Required work –
Find the lines holding the string "flash" in the data, then copy all of them.

Dataset records
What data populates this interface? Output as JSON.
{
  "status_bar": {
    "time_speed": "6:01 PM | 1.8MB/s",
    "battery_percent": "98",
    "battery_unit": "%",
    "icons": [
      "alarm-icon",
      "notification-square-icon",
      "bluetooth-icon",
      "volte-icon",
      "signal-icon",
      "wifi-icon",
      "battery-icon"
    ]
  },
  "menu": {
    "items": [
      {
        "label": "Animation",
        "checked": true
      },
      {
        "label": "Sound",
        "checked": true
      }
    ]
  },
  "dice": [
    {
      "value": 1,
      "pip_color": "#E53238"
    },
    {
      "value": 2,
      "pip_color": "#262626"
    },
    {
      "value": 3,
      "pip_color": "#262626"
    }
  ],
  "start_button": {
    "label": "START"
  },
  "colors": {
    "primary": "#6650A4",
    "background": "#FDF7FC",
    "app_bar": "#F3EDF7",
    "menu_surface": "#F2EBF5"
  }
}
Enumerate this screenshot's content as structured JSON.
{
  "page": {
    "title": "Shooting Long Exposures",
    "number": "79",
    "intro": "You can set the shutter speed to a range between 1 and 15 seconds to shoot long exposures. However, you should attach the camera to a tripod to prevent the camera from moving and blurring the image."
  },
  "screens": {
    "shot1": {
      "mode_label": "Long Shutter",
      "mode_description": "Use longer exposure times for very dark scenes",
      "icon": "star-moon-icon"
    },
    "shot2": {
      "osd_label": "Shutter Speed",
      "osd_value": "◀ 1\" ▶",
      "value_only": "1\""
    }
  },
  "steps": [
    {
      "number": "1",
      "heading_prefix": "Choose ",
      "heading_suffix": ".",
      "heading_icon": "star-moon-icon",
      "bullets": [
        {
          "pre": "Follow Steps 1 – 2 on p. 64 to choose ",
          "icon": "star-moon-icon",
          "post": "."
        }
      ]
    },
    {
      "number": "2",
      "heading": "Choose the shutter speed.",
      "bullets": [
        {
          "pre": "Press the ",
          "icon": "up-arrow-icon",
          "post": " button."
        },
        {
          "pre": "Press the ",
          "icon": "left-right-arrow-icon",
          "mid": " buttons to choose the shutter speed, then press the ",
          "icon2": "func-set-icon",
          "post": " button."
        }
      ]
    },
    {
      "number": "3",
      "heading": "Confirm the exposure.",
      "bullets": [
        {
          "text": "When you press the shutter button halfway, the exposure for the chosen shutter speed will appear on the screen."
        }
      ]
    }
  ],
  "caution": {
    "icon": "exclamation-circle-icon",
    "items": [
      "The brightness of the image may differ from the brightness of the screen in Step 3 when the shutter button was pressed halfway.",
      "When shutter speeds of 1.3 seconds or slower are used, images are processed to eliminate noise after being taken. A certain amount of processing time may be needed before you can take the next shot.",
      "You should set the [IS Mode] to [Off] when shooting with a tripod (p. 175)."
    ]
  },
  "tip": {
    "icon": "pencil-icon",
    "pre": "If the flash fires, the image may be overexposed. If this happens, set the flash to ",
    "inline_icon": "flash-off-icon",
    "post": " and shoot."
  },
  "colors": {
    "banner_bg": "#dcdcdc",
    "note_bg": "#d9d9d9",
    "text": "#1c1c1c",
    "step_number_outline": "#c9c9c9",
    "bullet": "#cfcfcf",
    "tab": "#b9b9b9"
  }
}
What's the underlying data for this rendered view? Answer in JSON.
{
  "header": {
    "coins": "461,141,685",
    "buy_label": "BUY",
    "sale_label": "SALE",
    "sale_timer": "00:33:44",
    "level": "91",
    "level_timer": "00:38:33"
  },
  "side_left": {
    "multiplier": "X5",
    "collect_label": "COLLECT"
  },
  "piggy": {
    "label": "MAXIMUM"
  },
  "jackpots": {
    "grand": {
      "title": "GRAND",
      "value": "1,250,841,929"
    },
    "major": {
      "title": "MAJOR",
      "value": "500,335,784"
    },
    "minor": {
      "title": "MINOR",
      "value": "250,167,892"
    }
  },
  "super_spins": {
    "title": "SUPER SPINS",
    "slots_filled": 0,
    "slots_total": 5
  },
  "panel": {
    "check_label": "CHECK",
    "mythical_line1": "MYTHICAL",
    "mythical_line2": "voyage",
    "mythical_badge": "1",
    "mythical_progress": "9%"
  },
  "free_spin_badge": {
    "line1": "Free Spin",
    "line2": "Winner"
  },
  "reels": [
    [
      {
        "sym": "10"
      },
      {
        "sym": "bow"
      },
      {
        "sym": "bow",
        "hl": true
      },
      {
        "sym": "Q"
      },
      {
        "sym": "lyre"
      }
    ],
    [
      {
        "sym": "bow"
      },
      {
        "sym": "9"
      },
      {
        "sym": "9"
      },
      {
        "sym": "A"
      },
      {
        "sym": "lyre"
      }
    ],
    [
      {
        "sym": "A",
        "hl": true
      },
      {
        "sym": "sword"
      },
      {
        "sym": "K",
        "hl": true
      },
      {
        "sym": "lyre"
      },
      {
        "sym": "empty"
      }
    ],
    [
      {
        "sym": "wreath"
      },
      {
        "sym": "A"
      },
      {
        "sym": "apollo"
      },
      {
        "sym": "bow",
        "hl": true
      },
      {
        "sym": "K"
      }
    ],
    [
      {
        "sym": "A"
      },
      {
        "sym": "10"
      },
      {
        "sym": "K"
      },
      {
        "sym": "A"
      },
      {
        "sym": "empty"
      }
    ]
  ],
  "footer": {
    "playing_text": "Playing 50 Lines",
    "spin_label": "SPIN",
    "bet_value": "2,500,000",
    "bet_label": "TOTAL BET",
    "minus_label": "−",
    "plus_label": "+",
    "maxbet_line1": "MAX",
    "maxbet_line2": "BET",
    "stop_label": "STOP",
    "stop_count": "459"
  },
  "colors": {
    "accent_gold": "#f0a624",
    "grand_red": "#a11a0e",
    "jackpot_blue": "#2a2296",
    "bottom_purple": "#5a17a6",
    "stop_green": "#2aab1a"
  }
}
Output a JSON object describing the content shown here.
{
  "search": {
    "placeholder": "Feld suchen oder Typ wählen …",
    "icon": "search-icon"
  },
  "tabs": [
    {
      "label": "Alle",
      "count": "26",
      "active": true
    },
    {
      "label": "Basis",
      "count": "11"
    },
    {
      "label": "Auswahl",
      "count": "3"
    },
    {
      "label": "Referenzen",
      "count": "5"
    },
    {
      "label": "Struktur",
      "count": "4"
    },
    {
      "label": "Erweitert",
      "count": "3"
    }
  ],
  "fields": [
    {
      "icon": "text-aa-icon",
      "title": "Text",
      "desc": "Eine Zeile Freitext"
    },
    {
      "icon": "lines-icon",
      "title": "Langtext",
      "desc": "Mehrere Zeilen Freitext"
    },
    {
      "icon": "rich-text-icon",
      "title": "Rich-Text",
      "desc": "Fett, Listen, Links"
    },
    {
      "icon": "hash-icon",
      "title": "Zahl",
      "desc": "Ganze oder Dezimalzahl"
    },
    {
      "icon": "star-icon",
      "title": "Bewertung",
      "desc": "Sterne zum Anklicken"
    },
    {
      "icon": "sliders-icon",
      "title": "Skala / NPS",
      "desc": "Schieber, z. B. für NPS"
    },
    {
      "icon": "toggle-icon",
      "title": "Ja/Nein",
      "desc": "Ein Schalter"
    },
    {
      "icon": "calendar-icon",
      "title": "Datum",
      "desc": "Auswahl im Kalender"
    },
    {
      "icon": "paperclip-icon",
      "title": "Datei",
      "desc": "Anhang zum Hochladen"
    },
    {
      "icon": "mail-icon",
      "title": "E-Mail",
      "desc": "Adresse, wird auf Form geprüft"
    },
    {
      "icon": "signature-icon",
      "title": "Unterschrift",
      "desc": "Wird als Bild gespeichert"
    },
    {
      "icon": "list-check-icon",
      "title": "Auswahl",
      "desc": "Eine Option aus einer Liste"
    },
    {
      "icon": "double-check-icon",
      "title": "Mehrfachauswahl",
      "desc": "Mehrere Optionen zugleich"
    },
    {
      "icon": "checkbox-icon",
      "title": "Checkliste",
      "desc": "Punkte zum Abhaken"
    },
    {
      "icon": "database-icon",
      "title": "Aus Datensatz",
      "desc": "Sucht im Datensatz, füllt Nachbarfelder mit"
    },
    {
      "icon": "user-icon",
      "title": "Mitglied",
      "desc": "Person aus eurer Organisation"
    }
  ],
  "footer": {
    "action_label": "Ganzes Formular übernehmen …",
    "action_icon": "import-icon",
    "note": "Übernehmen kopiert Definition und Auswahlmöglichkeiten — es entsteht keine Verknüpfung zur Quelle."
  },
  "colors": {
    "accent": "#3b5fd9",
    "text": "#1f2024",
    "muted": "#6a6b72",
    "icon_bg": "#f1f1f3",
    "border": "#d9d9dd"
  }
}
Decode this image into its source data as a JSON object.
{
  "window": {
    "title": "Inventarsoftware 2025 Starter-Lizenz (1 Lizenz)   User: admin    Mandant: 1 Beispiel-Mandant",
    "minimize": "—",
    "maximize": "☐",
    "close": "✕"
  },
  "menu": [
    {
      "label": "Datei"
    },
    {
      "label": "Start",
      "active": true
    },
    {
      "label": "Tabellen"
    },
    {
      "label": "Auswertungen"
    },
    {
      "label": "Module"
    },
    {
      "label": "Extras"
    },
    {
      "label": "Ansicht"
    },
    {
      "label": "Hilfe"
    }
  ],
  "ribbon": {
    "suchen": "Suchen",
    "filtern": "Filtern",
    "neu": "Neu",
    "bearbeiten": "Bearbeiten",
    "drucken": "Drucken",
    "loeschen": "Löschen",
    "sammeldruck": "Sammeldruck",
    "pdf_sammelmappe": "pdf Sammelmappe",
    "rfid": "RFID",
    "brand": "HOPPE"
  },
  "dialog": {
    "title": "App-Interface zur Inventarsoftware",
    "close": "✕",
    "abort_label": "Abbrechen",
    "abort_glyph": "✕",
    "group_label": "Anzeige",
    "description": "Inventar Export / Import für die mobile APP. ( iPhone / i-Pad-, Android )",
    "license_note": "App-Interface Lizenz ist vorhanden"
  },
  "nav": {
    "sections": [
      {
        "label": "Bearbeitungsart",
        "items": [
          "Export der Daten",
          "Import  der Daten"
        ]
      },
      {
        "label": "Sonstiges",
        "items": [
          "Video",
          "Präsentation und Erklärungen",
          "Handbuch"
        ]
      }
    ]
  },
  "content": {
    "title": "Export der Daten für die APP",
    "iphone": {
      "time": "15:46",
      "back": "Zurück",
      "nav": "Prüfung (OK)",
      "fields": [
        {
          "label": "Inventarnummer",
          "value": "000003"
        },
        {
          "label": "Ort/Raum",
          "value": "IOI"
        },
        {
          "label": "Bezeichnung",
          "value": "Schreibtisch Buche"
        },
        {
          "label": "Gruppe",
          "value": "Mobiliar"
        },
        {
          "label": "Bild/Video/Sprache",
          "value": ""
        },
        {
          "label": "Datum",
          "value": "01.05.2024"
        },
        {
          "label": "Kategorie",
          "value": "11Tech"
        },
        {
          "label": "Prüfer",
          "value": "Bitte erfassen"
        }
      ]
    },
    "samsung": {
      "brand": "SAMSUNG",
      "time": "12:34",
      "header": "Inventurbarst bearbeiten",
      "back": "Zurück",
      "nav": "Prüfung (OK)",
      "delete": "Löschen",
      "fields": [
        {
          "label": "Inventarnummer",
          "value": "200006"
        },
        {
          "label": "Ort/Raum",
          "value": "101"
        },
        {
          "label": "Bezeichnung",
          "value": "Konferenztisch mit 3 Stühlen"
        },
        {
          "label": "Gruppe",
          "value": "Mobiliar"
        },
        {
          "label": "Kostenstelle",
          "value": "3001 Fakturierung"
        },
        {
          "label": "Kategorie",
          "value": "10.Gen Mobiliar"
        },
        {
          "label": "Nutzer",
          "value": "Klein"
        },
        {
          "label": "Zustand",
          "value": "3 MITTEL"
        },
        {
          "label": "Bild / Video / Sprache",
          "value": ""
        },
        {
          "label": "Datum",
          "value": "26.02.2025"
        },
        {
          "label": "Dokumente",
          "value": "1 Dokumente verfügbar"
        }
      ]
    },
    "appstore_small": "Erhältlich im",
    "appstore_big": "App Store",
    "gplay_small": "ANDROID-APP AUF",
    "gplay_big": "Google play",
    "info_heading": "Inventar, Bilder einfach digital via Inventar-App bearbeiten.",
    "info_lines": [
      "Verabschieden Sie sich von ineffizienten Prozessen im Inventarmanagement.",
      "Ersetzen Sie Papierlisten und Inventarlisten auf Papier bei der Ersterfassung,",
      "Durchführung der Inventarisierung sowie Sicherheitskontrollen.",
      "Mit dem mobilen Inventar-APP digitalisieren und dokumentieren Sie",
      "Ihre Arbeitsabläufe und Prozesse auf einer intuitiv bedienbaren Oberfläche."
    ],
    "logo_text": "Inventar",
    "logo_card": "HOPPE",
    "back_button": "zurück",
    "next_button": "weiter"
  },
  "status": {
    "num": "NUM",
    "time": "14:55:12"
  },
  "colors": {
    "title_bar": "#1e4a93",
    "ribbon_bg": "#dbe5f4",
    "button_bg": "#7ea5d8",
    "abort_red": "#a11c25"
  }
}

The result –
    "pre": "If the flash fires, the image may be overexposed. If this happens, set the flash to ",
    "inline_icon": "flash-off-icon",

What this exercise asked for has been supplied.